#### [Objective]
Scan the data. Collect each line that contains the word "smile".

#### [Material for the task]
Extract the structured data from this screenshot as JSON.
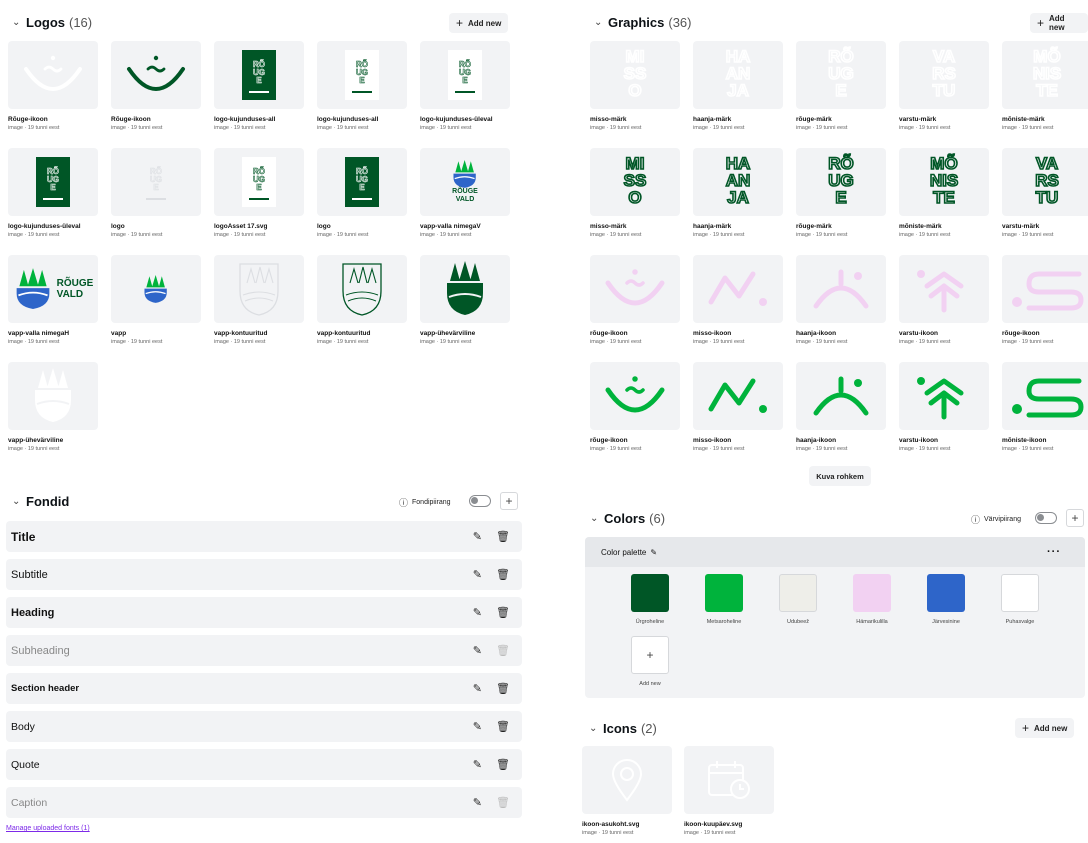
{
  "colors": {
    "dark_green": "#005626",
    "bright_green": "#00b33c",
    "pink": "#f2d1f2",
    "blue": "#2e65c9",
    "mist": "#eeeee9"
  },
  "logos": {
    "title": "Logos",
    "count": "(16)",
    "add_label": "Add new",
    "items": [
      {
        "name": "Rõuge-ikoon",
        "meta": "image · 19 tunni eest",
        "icon": "smile-symbol-white"
      },
      {
        "name": "Rõuge-ikoon",
        "meta": "image · 19 tunni eest",
        "icon": "smile-symbol-green"
      },
      {
        "name": "logo-kujunduses-all",
        "meta": "image · 19 tunni eest",
        "icon": "rouge-logo-green-box"
      },
      {
        "name": "logo-kujunduses-all",
        "meta": "image · 19 tunni eest",
        "icon": "rouge-logo-vald-white"
      },
      {
        "name": "logo-kujunduses-üleval",
        "meta": "image · 19 tunni eest",
        "icon": "rouge-logo-vald-white"
      },
      {
        "name": "logo-kujunduses-üleval",
        "meta": "image · 19 tunni eest",
        "icon": "rouge-logo-green-box"
      },
      {
        "name": "logo",
        "meta": "image · 19 tunni eest",
        "icon": "rouge-logo-faded"
      },
      {
        "name": "logoAsset 17.svg",
        "meta": "image · 19 tunni eest",
        "icon": "rouge-logo-vald-white"
      },
      {
        "name": "logo",
        "meta": "image · 19 tunni eest",
        "icon": "rouge-logo-green-box"
      },
      {
        "name": "vapp-valla nimegaV",
        "meta": "image · 19 tunni eest",
        "icon": "coat-of-arms-vertical"
      },
      {
        "name": "vapp-valla nimegaH",
        "meta": "image · 19 tunni eest",
        "icon": "coat-of-arms-horizontal"
      },
      {
        "name": "vapp",
        "meta": "image · 19 tunni eest",
        "icon": "coat-of-arms-small"
      },
      {
        "name": "vapp-kontuuritud",
        "meta": "image · 19 tunni eest",
        "icon": "coat-of-arms-outline-faded"
      },
      {
        "name": "vapp-kontuuritud",
        "meta": "image · 19 tunni eest",
        "icon": "coat-of-arms-outline"
      },
      {
        "name": "vapp-ühevärviline",
        "meta": "image · 19 tunni eest",
        "icon": "coat-of-arms-mono"
      },
      {
        "name": "vapp-ühevärviline",
        "meta": "image · 19 tunni eest",
        "icon": "coat-of-arms-white"
      }
    ]
  },
  "graphics": {
    "title": "Graphics",
    "count": "(36)",
    "add_label": "Add new",
    "more_label": "Kuva rohkem",
    "items": [
      {
        "name": "misso-märk",
        "meta": "image · 19 tunni eest"
      },
      {
        "name": "haanja-märk",
        "meta": "image · 19 tunni eest"
      },
      {
        "name": "rõuge-märk",
        "meta": "image · 19 tunni eest"
      },
      {
        "name": "varstu-märk",
        "meta": "image · 19 tunni eest"
      },
      {
        "name": "mõniste-märk",
        "meta": "image · 19 tunni eest"
      },
      {
        "name": "misso-märk",
        "meta": "image · 19 tunni eest"
      },
      {
        "name": "haanja-märk",
        "meta": "image · 19 tunni eest"
      },
      {
        "name": "rõuge-märk",
        "meta": "image · 19 tunni eest"
      },
      {
        "name": "mõniste-märk",
        "meta": "image · 19 tunni eest"
      },
      {
        "name": "varstu-märk",
        "meta": "image · 19 tunni eest"
      },
      {
        "name": "rõuge-ikoon",
        "meta": "image · 19 tunni eest"
      },
      {
        "name": "misso-ikoon",
        "meta": "image · 19 tunni eest"
      },
      {
        "name": "haanja-ikoon",
        "meta": "image · 19 tunni eest"
      },
      {
        "name": "varstu-ikoon",
        "meta": "image · 19 tunni eest"
      },
      {
        "name": "rõuge-ikoon",
        "meta": "image · 19 tunni eest"
      },
      {
        "name": "rõuge-ikoon",
        "meta": "image · 19 tunni eest"
      },
      {
        "name": "misso-ikoon",
        "meta": "image · 19 tunni eest"
      },
      {
        "name": "haanja-ikoon",
        "meta": "image · 19 tunni eest"
      },
      {
        "name": "varstu-ikoon",
        "meta": "image · 19 tunni eest"
      },
      {
        "name": "mõniste-ikoon",
        "meta": "image · 19 tunni eest"
      }
    ],
    "marks": {
      "misso": [
        "MI",
        "SS",
        "O"
      ],
      "haanja": [
        "HA",
        "AN",
        "JA"
      ],
      "rouge": [
        "RÕ",
        "UG",
        "E"
      ],
      "varstu": [
        "VA",
        "RS",
        "TU"
      ],
      "moniste": [
        "MÕ",
        "NIS",
        "TE"
      ]
    }
  },
  "fonts": {
    "title": "Fondid",
    "limit_label": "Fondipiirang",
    "manage_link": "Manage uploaded fonts (1)",
    "items": [
      {
        "name": "Title"
      },
      {
        "name": "Subtitle"
      },
      {
        "name": "Heading"
      },
      {
        "name": "Subheading"
      },
      {
        "name": "Section header"
      },
      {
        "name": "Body"
      },
      {
        "name": "Quote"
      },
      {
        "name": "Caption"
      }
    ]
  },
  "color_section": {
    "title": "Colors",
    "count": "(6)",
    "limit_label": "Värvipiirang",
    "palette_label": "Color palette",
    "add_label": "Add new",
    "swatches": [
      {
        "name": "Ürgroheline",
        "hex": "#005626"
      },
      {
        "name": "Metsaroheline",
        "hex": "#00b33c"
      },
      {
        "name": "Udubeež",
        "hex": "#eeeee9"
      },
      {
        "name": "Hämarikulilla",
        "hex": "#f2d1f2"
      },
      {
        "name": "Järvesinine",
        "hex": "#2e65c9"
      },
      {
        "name": "Puhasvalge",
        "hex": "#ffffff"
      }
    ]
  },
  "icons": {
    "title": "Icons",
    "count": "(2)",
    "add_label": "Add new",
    "items": [
      {
        "name": "ikoon-asukoht.svg",
        "meta": "image · 19 tunni eest",
        "icon": "location-pin-icon"
      },
      {
        "name": "ikoon-kuupäev.svg",
        "meta": "image · 19 tunni eest",
        "icon": "calendar-clock-icon"
      }
    ]
  }
}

#### [Output of the task]
        "icon": "smile-symbol-white"
        "icon": "smile-symbol-green"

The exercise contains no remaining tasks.